#### Exercise objective:
Collect every line of the listing below that contains the string "info", and copy each one out in full. Letter case must match.

________________________________________

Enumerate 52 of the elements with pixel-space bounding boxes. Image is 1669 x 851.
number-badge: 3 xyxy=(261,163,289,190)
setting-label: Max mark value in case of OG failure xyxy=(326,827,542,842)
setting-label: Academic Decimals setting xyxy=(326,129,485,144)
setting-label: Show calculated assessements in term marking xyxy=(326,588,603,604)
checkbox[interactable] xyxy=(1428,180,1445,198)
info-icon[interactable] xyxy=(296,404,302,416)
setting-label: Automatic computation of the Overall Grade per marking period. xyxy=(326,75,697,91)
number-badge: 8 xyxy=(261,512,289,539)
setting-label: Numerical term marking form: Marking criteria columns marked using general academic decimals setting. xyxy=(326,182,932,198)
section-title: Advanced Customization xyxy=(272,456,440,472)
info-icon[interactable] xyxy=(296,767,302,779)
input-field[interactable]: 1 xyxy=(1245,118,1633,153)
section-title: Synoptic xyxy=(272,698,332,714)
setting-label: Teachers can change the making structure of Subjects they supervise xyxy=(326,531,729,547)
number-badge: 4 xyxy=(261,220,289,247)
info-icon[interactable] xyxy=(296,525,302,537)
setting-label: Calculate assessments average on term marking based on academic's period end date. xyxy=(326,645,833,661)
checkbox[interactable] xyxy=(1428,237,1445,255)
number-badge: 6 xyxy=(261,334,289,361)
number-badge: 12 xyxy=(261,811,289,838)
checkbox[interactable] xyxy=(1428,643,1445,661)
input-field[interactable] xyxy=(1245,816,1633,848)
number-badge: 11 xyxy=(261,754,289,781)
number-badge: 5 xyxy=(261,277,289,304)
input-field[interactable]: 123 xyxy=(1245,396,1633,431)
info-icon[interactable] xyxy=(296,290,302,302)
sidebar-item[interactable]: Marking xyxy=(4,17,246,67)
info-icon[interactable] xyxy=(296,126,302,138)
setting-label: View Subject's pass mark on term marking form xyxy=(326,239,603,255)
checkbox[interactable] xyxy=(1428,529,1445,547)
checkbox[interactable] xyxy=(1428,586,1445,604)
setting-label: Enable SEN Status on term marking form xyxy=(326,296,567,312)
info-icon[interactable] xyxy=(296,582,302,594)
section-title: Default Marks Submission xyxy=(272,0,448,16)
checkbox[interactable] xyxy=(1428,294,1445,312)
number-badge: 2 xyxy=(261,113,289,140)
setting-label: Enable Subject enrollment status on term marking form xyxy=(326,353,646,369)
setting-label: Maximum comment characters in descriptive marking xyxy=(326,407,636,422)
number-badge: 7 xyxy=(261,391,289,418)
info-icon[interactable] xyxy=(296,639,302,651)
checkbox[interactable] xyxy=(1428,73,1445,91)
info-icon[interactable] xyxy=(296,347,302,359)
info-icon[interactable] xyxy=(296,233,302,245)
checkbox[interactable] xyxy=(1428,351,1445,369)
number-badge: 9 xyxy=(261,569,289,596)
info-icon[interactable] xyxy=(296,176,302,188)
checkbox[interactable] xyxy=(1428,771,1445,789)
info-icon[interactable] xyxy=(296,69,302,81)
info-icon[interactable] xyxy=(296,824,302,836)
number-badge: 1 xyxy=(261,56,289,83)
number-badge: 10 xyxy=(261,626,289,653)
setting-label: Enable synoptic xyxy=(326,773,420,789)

________________________________________

#### Exercise result:
info-icon[interactable] xyxy=(296,404,302,416)
info-icon[interactable] xyxy=(296,767,302,779)
info-icon[interactable] xyxy=(296,525,302,537)
info-icon[interactable] xyxy=(296,290,302,302)
info-icon[interactable] xyxy=(296,126,302,138)
info-icon[interactable] xyxy=(296,582,302,594)
info-icon[interactable] xyxy=(296,639,302,651)
info-icon[interactable] xyxy=(296,347,302,359)
info-icon[interactable] xyxy=(296,233,302,245)
info-icon[interactable] xyxy=(296,176,302,188)
info-icon[interactable] xyxy=(296,69,302,81)
info-icon[interactable] xyxy=(296,824,302,836)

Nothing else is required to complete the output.